WHAT IS BEING ASKED: From the records below, extract all the text exactly and leave the images behind.

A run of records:
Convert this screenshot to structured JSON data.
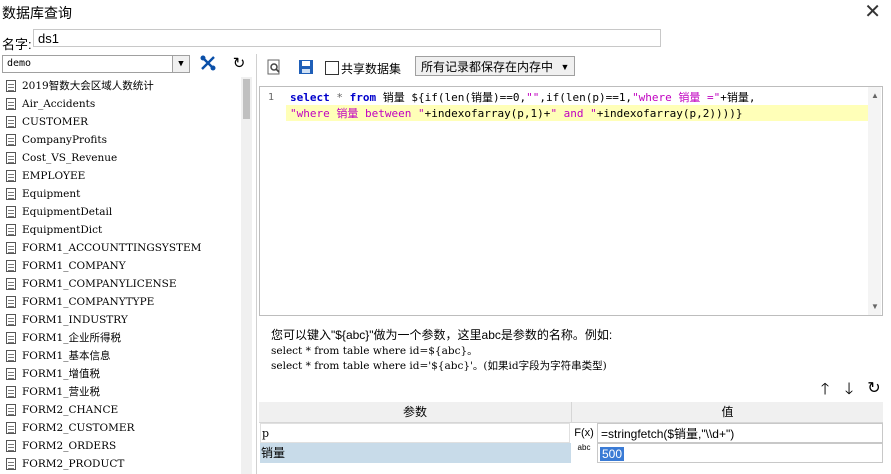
{
  "window": {
    "title": "数据库查询",
    "close_glyph": "✕"
  },
  "name_row": {
    "label": "名字:",
    "value": "ds1"
  },
  "left": {
    "datasource": "demo",
    "tables": [
      "2019智数大会区域人数统计",
      "Air_Accidents",
      "CUSTOMER",
      "CompanyProfits",
      "Cost_VS_Revenue",
      "EMPLOYEE",
      "Equipment",
      "EquipmentDetail",
      "EquipmentDict",
      "FORM1_ACCOUNTTINGSYSTEM",
      "FORM1_COMPANY",
      "FORM1_COMPANYLICENSE",
      "FORM1_COMPANYTYPE",
      "FORM1_INDUSTRY",
      "FORM1_企业所得税",
      "FORM1_基本信息",
      "FORM1_增值税",
      "FORM1_营业税",
      "FORM2_CHANCE",
      "FORM2_CUSTOMER",
      "FORM2_ORDERS",
      "FORM2_PRODUCT"
    ]
  },
  "toolbar": {
    "share_label": "共享数据集",
    "mode_value": "所有记录都保存在内存中"
  },
  "editor": {
    "line_number": "1",
    "line1": {
      "t1": "select",
      "t2": " * ",
      "t3": "from",
      "t4": " 销量 ${if(len(销量)==0,",
      "t5": "\"\"",
      "t6": ",if(len(p)==1,",
      "t7": "\"where 销量 =\"",
      "t8": "+销量,"
    },
    "line2": {
      "t1": "\"where 销量 between \"",
      "t2": "+indexofarray(p,1)+",
      "t3": "\" and \"",
      "t4": "+indexofarray(p,2))))}"
    }
  },
  "hint": {
    "line1": "您可以键入\"${abc}\"做为一个参数，这里abc是参数的名称。例如:",
    "line2": "select * from table where id=${abc}。",
    "line3": "select * from table where id='${abc}'。(如果id字段为字符串类型)"
  },
  "params": {
    "header_name": "参数",
    "header_value": "值",
    "rows": [
      {
        "name": "p",
        "type_icon": "F(x)",
        "value": "=stringfetch($销量,\"\\\\d+\")"
      },
      {
        "name": "销量",
        "type_icon": "abc",
        "value": "500"
      }
    ]
  },
  "icons": {
    "refresh": "↻",
    "arrow_up": "🡑",
    "arrow_down": "🡓"
  }
}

ANSWER TO THIS PROBLEM:
Convert this screenshot to structured JSON data.
{
  "window": {
    "title": "数据库查询",
    "close_glyph": "✕"
  },
  "name_row": {
    "label": "名字:",
    "value": "ds1"
  },
  "left": {
    "datasource": "demo",
    "tables": [
      "2019智数大会区域人数统计",
      "Air_Accidents",
      "CUSTOMER",
      "CompanyProfits",
      "Cost_VS_Revenue",
      "EMPLOYEE",
      "Equipment",
      "EquipmentDetail",
      "EquipmentDict",
      "FORM1_ACCOUNTTINGSYSTEM",
      "FORM1_COMPANY",
      "FORM1_COMPANYLICENSE",
      "FORM1_COMPANYTYPE",
      "FORM1_INDUSTRY",
      "FORM1_企业所得税",
      "FORM1_基本信息",
      "FORM1_增值税",
      "FORM1_营业税",
      "FORM2_CHANCE",
      "FORM2_CUSTOMER",
      "FORM2_ORDERS",
      "FORM2_PRODUCT"
    ]
  },
  "toolbar": {
    "share_label": "共享数据集",
    "mode_value": "所有记录都保存在内存中"
  },
  "editor": {
    "line_number": "1",
    "line1": {
      "t1": "select",
      "t2": " * ",
      "t3": "from",
      "t4": " 销量 ${if(len(销量)==0,",
      "t5": "\"\"",
      "t6": ",if(len(p)==1,",
      "t7": "\"where 销量 =\"",
      "t8": "+销量,"
    },
    "line2": {
      "t1": "\"where 销量 between \"",
      "t2": "+indexofarray(p,1)+",
      "t3": "\" and \"",
      "t4": "+indexofarray(p,2))))}"
    }
  },
  "hint": {
    "line1": "您可以键入\"${abc}\"做为一个参数，这里abc是参数的名称。例如:",
    "line2": "select * from table where id=${abc}。",
    "line3": "select * from table where id='${abc}'。(如果id字段为字符串类型)"
  },
  "params": {
    "header_name": "参数",
    "header_value": "值",
    "rows": [
      {
        "name": "p",
        "type_icon": "F(x)",
        "value": "=stringfetch($销量,\"\\\\d+\")"
      },
      {
        "name": "销量",
        "type_icon": "abc",
        "value": "500"
      }
    ]
  },
  "icons": {
    "refresh": "↻",
    "arrow_up": "🡑",
    "arrow_down": "🡓"
  }
}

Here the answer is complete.